● Record list:
----

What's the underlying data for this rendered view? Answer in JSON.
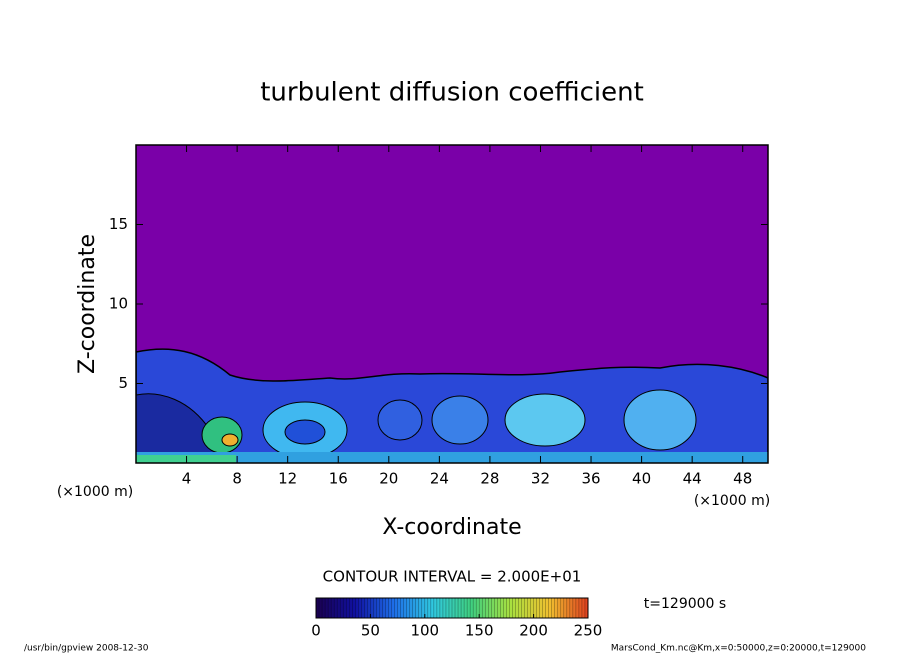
{
  "chart_data": {
    "type": "contour",
    "title": "turbulent diffusion coefficient",
    "x_label": "X-coordinate",
    "y_label": "Z-coordinate",
    "x_unit": "(×1000 m)",
    "y_unit": "(×1000 m)",
    "xlim": [
      0,
      50
    ],
    "ylim": [
      0,
      20
    ],
    "xticks": [
      4,
      8,
      12,
      16,
      20,
      24,
      28,
      32,
      36,
      40,
      44,
      48
    ],
    "yticks": [
      5,
      10,
      15
    ],
    "background_color": "#7a00a8",
    "contour_interval": "CONTOUR INTERVAL = 2.000E+01",
    "colorbar": {
      "clim": [
        0,
        250
      ],
      "ticks": [
        0,
        50,
        100,
        150,
        200,
        250
      ],
      "colors": [
        "#1a0050",
        "#1010a0",
        "#1e6ee8",
        "#30c8e0",
        "#40d080",
        "#a8e040",
        "#f0c030",
        "#e04020"
      ]
    },
    "time_label": "t=129000 s",
    "footer_left": "/usr/bin/gpview  2008-12-30",
    "footer_right": "MarsCond_Km.nc@Km,x=0:50000,z=0:20000,t=129000"
  }
}
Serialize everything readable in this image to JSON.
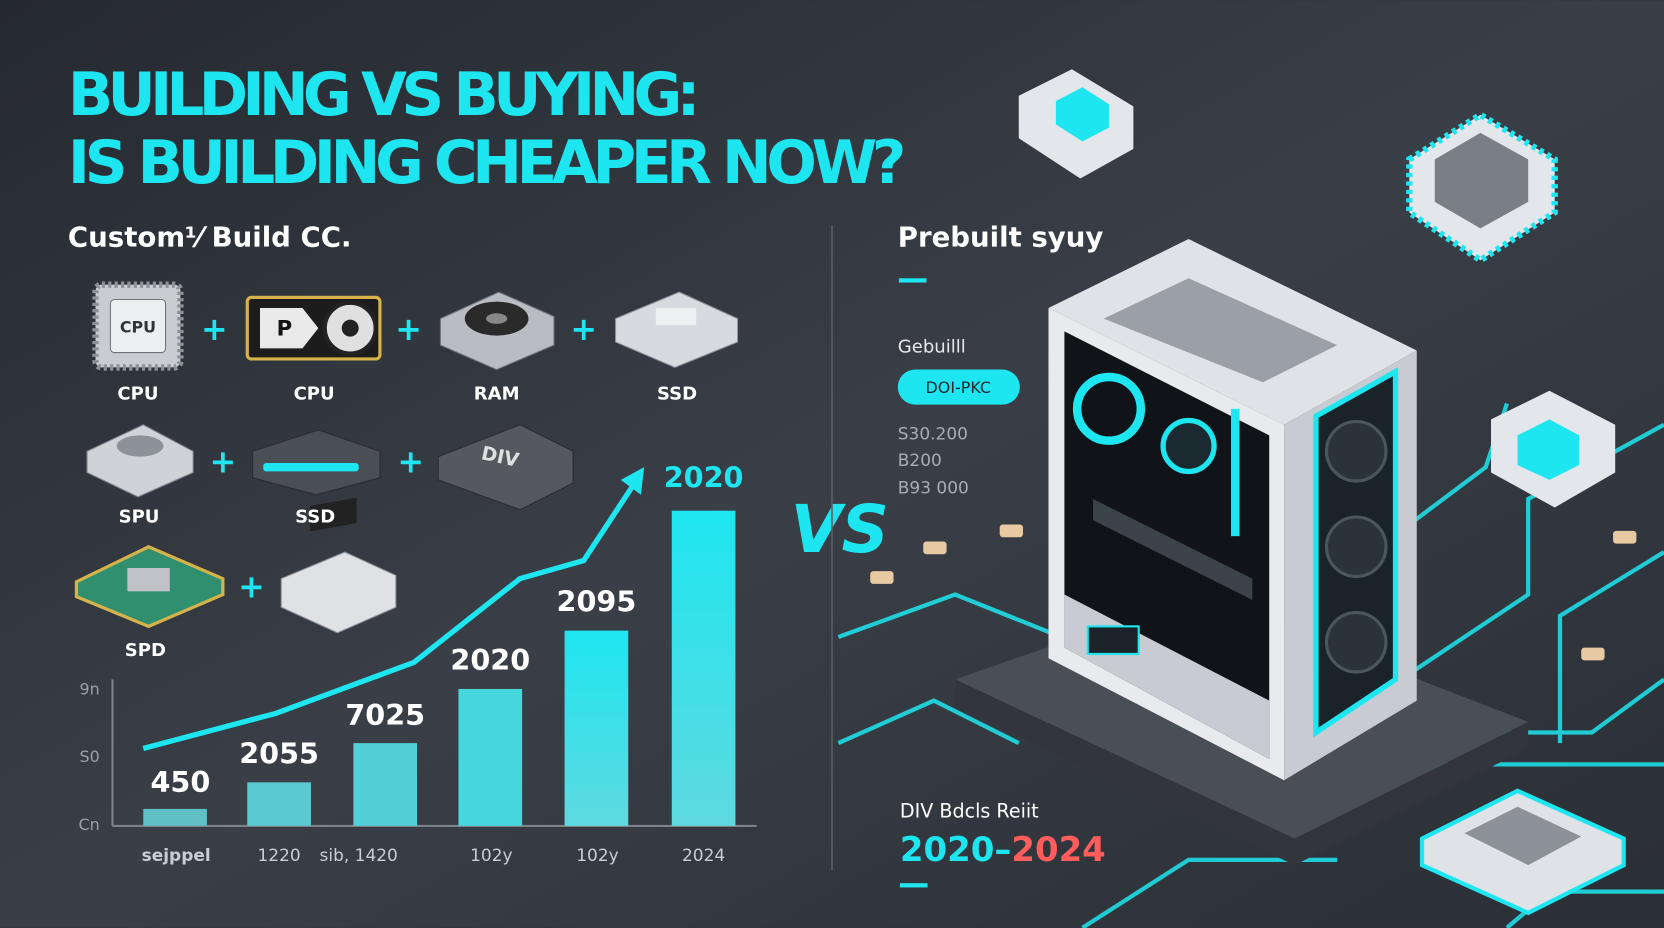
{
  "title": [
    "BUILDING VS BUYING:",
    "IS BUILDING CHEAPER NOW?"
  ],
  "custom": {
    "heading": "Custom⅟ Build CC.",
    "parts": [
      "CPU",
      "CPU",
      "RAM",
      "SSD",
      "SPU",
      "SSD",
      "SPD"
    ],
    "icon_texts": [
      "CPU",
      "P",
      "DIV"
    ]
  },
  "chart": {
    "y_labels": [
      "9n",
      "S0",
      "Cn"
    ],
    "bar_labels": [
      "450",
      "2055",
      "7025",
      "2020",
      "2095",
      "2020"
    ],
    "x_labels": [
      "sejppel",
      "1220",
      "sib, 1420",
      "102y",
      "102y",
      "2024"
    ]
  },
  "vs": "VS",
  "prebuilt": {
    "heading": "Prebuilt syuy",
    "subheading": "Gebuilll",
    "button": "DOI-PKC",
    "prices": [
      "S30.200",
      "B200",
      "B93 000"
    ]
  },
  "footer": {
    "label": "DIV Bdcls Reiit",
    "years_start": "2020–",
    "years_end": "2024"
  }
}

----

● Required task: Retype every entry verbatim and exclude the pictures from the copy.

● Expected output:
What's the underlying data for this rendered view? Answer in JSON.
{
  "chart_data": {
    "type": "contour",
    "title": "turbulent diffusion coefficient",
    "x_label": "X-coordinate",
    "y_label": "Z-coordinate",
    "x_unit": "(×1000 m)",
    "y_unit": "(×1000 m)",
    "xlim": [
      0,
      50
    ],
    "ylim": [
      0,
      20
    ],
    "xticks": [
      4,
      8,
      12,
      16,
      20,
      24,
      28,
      32,
      36,
      40,
      44,
      48
    ],
    "yticks": [
      5,
      10,
      15
    ],
    "background_color": "#7a00a8",
    "contour_interval": "CONTOUR INTERVAL = 2.000E+01",
    "colorbar": {
      "clim": [
        0,
        250
      ],
      "ticks": [
        0,
        50,
        100,
        150,
        200,
        250
      ],
      "colors": [
        "#1a0050",
        "#1010a0",
        "#1e6ee8",
        "#30c8e0",
        "#40d080",
        "#a8e040",
        "#f0c030",
        "#e04020"
      ]
    },
    "time_label": "t=129000 s",
    "footer_left": "/usr/bin/gpview  2008-12-30",
    "footer_right": "MarsCond_Km.nc@Km,x=0:50000,z=0:20000,t=129000"
  }
}
Serialize everything readable in this image to JSON.
{
  "title": [
    "BUILDING VS BUYING:",
    "IS BUILDING CHEAPER NOW?"
  ],
  "custom": {
    "heading": "Custom⅟ Build CC.",
    "parts": [
      "CPU",
      "CPU",
      "RAM",
      "SSD",
      "SPU",
      "SSD",
      "SPD"
    ],
    "icon_texts": [
      "CPU",
      "P",
      "DIV"
    ]
  },
  "chart": {
    "y_labels": [
      "9n",
      "S0",
      "Cn"
    ],
    "bar_labels": [
      "450",
      "2055",
      "7025",
      "2020",
      "2095",
      "2020"
    ],
    "x_labels": [
      "sejppel",
      "1220",
      "sib, 1420",
      "102y",
      "102y",
      "2024"
    ]
  },
  "vs": "VS",
  "prebuilt": {
    "heading": "Prebuilt syuy",
    "subheading": "Gebuilll",
    "button": "DOI-PKC",
    "prices": [
      "S30.200",
      "B200",
      "B93 000"
    ]
  },
  "footer": {
    "label": "DIV Bdcls Reiit",
    "years_start": "2020–",
    "years_end": "2024"
  }
}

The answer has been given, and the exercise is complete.